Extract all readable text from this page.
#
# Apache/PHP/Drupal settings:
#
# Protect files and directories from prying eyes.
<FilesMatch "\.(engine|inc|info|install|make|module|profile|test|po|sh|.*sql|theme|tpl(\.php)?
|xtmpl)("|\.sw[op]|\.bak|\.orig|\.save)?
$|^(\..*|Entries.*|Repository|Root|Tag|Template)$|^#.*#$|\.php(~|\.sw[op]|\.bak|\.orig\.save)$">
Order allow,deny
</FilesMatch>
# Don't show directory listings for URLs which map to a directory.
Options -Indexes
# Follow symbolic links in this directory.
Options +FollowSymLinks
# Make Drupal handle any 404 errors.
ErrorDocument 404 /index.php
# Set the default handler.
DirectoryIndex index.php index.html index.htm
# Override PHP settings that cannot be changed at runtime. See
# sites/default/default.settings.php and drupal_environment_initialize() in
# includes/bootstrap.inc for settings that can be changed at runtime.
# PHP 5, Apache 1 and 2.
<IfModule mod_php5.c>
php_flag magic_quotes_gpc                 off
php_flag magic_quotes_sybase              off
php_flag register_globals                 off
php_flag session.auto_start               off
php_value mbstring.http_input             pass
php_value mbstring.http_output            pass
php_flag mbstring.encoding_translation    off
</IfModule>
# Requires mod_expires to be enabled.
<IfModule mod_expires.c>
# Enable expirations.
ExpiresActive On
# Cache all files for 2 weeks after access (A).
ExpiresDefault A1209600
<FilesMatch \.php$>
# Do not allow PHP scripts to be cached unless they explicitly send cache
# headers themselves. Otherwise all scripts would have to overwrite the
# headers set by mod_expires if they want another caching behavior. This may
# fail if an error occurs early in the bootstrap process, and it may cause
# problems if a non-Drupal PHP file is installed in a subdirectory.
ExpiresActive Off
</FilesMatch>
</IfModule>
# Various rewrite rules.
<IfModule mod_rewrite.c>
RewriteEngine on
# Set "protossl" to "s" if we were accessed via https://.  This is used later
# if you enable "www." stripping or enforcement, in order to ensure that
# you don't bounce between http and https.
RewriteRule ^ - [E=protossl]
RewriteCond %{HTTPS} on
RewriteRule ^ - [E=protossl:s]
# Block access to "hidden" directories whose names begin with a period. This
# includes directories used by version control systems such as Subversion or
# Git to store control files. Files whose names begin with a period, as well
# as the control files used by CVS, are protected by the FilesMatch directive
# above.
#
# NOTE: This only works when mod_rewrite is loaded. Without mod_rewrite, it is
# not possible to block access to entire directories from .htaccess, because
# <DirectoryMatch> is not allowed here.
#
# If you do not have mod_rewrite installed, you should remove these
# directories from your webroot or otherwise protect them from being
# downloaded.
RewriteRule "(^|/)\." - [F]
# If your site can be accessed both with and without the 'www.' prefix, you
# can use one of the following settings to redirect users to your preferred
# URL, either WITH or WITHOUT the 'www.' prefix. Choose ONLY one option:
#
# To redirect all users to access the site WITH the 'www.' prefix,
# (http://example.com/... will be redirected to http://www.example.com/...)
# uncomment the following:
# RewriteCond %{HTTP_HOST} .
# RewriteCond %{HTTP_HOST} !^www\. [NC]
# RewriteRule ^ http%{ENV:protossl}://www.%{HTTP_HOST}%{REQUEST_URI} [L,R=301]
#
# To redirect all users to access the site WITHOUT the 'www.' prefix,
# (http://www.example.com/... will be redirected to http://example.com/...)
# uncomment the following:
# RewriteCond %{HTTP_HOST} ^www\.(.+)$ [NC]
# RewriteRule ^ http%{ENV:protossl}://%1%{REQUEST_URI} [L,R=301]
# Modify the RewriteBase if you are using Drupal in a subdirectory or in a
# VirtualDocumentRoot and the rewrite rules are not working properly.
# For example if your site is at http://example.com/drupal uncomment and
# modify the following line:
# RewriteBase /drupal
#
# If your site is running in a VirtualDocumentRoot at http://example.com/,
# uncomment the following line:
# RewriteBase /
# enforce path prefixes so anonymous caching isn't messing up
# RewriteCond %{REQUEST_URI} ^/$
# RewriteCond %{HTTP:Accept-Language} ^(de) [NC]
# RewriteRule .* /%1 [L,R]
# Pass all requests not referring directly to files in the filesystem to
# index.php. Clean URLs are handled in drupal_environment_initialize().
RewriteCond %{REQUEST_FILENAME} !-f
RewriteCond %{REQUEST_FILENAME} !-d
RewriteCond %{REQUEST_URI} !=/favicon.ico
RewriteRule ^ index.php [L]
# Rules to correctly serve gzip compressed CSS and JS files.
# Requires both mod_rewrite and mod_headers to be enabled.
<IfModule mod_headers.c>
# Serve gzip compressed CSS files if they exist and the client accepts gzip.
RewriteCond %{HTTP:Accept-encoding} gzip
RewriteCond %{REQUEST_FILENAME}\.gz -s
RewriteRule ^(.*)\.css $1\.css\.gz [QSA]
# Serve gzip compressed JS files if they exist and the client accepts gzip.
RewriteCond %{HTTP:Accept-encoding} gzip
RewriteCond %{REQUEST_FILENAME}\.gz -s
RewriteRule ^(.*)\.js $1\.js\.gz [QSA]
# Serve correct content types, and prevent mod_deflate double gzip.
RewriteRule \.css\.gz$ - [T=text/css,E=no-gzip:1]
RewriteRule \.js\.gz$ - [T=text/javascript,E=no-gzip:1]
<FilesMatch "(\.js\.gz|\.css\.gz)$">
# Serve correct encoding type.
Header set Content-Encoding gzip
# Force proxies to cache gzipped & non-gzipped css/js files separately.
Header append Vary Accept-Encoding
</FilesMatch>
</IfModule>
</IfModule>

+++

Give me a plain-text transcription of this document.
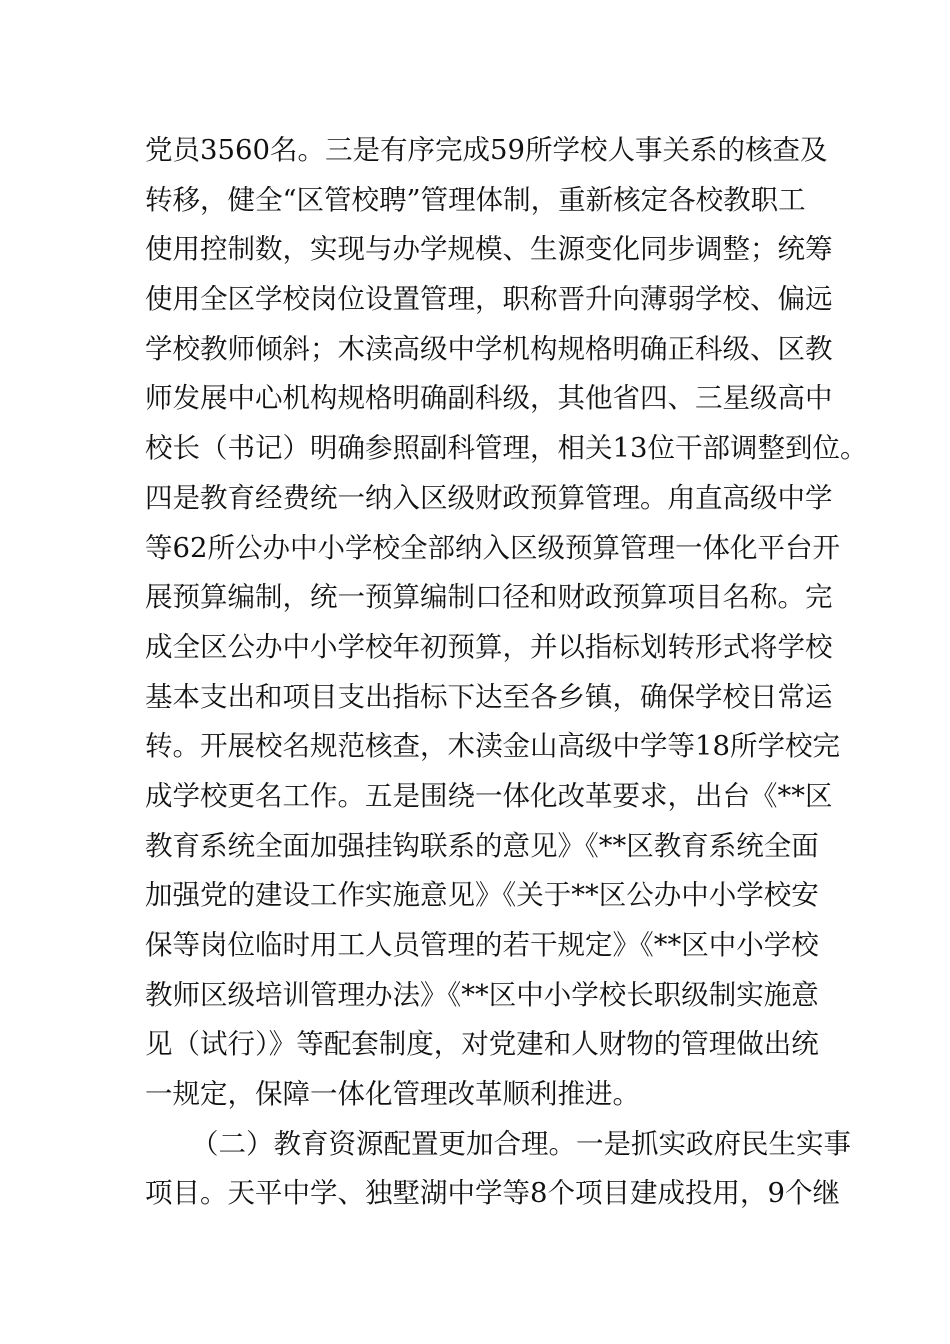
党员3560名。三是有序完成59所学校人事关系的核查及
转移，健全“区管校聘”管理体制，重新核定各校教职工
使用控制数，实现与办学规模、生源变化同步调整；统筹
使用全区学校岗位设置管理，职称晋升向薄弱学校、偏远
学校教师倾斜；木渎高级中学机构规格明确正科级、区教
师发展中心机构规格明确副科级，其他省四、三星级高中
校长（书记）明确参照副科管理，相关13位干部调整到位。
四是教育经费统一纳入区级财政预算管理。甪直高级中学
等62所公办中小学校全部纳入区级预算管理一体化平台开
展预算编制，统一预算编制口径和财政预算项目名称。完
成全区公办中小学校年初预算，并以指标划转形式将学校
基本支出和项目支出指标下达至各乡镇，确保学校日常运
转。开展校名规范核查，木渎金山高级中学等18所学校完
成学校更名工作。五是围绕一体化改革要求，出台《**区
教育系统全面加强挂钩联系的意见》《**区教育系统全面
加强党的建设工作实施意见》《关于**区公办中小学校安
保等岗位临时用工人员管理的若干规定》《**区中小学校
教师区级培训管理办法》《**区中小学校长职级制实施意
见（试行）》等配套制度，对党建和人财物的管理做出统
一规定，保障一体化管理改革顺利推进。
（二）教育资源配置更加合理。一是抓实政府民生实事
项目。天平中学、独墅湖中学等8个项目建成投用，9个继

+++

--- What the task requires ---
Find every line that holds "users" and copy it.

--- Response ---
# can use one of the following settings to redirect users to your preferred
# To redirect all users to access the site WITH the 'www.' prefix,
# To redirect all users to access the site WITHOUT the 'www.' prefix,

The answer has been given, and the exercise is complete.